## Page extract
■ ■ ■ ■ ■

The opinion of the court was delivered by: HAIGHT


HAIGHT, District Judge:

 The Securities and Exchange Commission ("Commission") seeks a preliminary injunction against defendants James and Daniel Covello barring the Covellos from future violations of sections 10(b) and 14(e) of the Securities Exchange Act of 1934, 15 U.S.C. §§ 78j(b) and 78(n)(e), and Rules 10b-5 and 143-3 promulgated thereunder, 17 C.F.R. §§ 240.10b-5 and 240.14e-3. The Commission also seeks to freeze certain identified profits from allegedly illegal trades made by the Covellos, as well as all profits realized by the Covellos on trades in any of the stocks at issue in this proceeding.

 In a Memorandum Opinion and Order dated November 22, 1983, familiarity with which is assumed, this Court denied the Commission's request for a temporary restraining order against the defendants Covello and a third defendant, James Stivaletti. The matter was set down for an evidentiary hearing on December 8, 1983. Prior to that hearing, Stivaletti joined certain other defendants in this action in consenting to a full preliminary injunction and an asset freeze pending the entry of final judgment. Accordingly, the motion presently before me seeks relief only with respect to the Covellos.

■ ■ ■ ■ ■

## Listing
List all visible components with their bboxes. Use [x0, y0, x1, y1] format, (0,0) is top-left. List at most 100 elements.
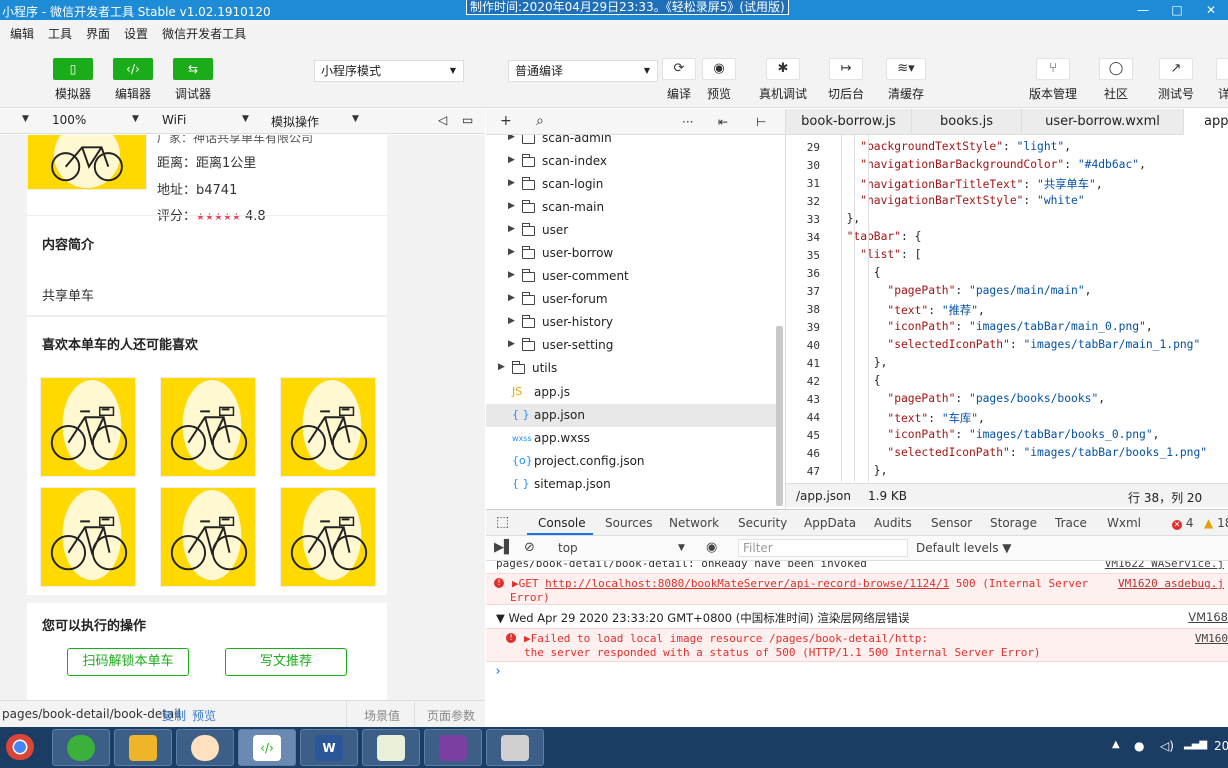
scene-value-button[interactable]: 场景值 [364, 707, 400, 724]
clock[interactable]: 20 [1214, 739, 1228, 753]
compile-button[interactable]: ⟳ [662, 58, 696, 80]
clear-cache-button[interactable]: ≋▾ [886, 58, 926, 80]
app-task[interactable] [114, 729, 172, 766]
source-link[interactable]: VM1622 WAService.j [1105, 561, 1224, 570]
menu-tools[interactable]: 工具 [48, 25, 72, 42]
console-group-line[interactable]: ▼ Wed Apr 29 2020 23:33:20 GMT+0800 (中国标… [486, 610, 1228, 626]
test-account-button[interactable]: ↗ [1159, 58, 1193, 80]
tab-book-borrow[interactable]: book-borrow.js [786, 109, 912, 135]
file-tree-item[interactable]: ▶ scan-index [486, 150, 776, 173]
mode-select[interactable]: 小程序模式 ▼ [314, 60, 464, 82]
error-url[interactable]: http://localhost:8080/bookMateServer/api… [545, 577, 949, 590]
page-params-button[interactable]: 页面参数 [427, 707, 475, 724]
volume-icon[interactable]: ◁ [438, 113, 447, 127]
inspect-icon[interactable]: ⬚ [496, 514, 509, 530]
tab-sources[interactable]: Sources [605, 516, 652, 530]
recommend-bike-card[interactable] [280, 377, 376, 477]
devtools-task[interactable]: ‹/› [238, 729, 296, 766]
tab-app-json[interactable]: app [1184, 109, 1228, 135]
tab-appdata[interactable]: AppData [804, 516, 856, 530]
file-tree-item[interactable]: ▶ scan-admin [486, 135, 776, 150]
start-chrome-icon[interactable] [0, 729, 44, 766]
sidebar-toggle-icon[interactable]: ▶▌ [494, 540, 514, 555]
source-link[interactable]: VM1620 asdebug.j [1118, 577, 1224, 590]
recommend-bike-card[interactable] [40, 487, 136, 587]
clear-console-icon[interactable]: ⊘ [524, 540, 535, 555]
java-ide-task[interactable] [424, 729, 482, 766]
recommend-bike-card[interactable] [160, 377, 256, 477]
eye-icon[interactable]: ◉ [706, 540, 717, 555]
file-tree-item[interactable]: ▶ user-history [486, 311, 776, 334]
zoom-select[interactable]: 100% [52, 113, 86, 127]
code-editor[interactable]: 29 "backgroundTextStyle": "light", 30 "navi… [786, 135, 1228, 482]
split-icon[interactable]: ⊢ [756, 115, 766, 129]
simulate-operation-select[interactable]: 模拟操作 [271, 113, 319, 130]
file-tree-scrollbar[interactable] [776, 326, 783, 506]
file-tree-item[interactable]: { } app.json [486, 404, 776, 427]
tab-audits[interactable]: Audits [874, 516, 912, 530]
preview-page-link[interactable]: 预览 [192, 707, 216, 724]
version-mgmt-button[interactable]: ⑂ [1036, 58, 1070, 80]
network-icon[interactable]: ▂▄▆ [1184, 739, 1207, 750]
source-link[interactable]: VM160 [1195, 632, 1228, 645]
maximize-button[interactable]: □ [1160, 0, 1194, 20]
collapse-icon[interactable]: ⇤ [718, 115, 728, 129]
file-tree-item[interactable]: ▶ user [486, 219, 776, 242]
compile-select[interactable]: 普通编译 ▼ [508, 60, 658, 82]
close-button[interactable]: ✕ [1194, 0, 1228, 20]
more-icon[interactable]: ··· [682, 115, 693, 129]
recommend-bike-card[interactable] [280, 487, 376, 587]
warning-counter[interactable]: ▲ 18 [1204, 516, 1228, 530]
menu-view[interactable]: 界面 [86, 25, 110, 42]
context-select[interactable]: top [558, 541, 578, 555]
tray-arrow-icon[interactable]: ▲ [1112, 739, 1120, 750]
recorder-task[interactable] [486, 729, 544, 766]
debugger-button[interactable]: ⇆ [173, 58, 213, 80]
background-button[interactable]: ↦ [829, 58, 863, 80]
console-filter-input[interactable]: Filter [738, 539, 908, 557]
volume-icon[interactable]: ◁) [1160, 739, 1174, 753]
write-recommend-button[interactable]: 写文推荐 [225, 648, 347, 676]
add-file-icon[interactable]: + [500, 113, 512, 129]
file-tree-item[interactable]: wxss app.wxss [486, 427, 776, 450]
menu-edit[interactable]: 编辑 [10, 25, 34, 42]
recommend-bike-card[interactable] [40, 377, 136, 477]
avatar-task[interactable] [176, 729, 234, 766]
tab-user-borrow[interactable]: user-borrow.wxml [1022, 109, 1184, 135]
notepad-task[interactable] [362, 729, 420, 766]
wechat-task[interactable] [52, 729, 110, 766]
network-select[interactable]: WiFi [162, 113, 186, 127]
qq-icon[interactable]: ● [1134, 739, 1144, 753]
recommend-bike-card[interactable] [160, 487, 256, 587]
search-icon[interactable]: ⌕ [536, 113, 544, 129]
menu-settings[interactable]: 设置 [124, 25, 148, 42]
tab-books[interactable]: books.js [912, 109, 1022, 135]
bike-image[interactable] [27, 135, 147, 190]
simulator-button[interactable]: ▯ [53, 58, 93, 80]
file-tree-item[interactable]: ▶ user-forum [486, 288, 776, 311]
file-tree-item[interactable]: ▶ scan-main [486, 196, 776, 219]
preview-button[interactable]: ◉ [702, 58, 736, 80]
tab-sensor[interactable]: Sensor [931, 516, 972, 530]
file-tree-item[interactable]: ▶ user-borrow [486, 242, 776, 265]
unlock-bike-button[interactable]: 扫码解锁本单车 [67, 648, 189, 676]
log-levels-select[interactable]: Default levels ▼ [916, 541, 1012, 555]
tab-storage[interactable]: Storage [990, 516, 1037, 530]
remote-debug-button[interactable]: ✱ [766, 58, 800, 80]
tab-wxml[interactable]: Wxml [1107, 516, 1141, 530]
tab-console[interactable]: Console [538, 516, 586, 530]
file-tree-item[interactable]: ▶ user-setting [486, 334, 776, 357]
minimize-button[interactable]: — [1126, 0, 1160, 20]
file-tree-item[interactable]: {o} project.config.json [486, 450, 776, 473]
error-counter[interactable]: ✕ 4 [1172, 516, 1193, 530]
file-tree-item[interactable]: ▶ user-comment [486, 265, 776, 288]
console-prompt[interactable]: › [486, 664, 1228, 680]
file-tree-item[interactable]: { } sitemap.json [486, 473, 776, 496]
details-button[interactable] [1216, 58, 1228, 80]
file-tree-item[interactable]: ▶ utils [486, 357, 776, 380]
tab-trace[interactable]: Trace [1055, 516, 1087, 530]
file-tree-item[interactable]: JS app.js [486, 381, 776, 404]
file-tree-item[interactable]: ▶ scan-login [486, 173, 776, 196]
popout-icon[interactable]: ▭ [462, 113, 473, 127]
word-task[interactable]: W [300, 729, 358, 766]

■ ■ ■ ■ ■

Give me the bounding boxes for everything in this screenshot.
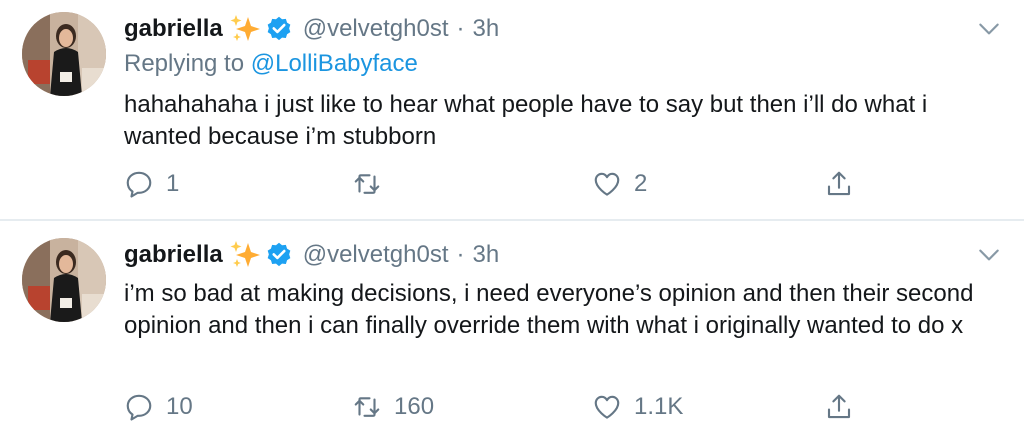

■ ■ ■ ■ ■

## Work instructions
Quote the court opinion excerpt in full, word for word. Draw only on the court opinion excerpt for everything that comes next.

## Complete output
The opinion of the court was delivered by: HAIGHT


HAIGHT, District Judge:

 The Securities and Exchange Commission ("Commission") seeks a preliminary injunction against defendants James and Daniel Covello barring the Covellos from future violations of sections 10(b) and 14(e) of the Securities Exchange Act of 1934, 15 U.S.C. §§ 78j(b) and 78(n)(e), and Rules 10b-5 and 143-3 promulgated thereunder, 17 C.F.R. §§ 240.10b-5 and 240.14e-3. The Commission also seeks to freeze certain identified profits from allegedly illegal trades made by the Covellos, as well as all profits realized by the Covellos on trades in any of the stocks at issue in this proceeding.

 In a Memorandum Opinion and Order dated November 22, 1983, familiarity with which is assumed, this Court denied the Commission's request for a temporary restraining order against the defendants Covello and a third defendant, James Stivaletti. The matter was set down for an evidentiary hearing on December 8, 1983. Prior to that hearing, Stivaletti joined certain other defendants in this action in consenting to a full preliminary injunction and an asset freeze pending the entry of final judgment. Accordingly, the motion presently before me seeks relief only with respect to the Covellos.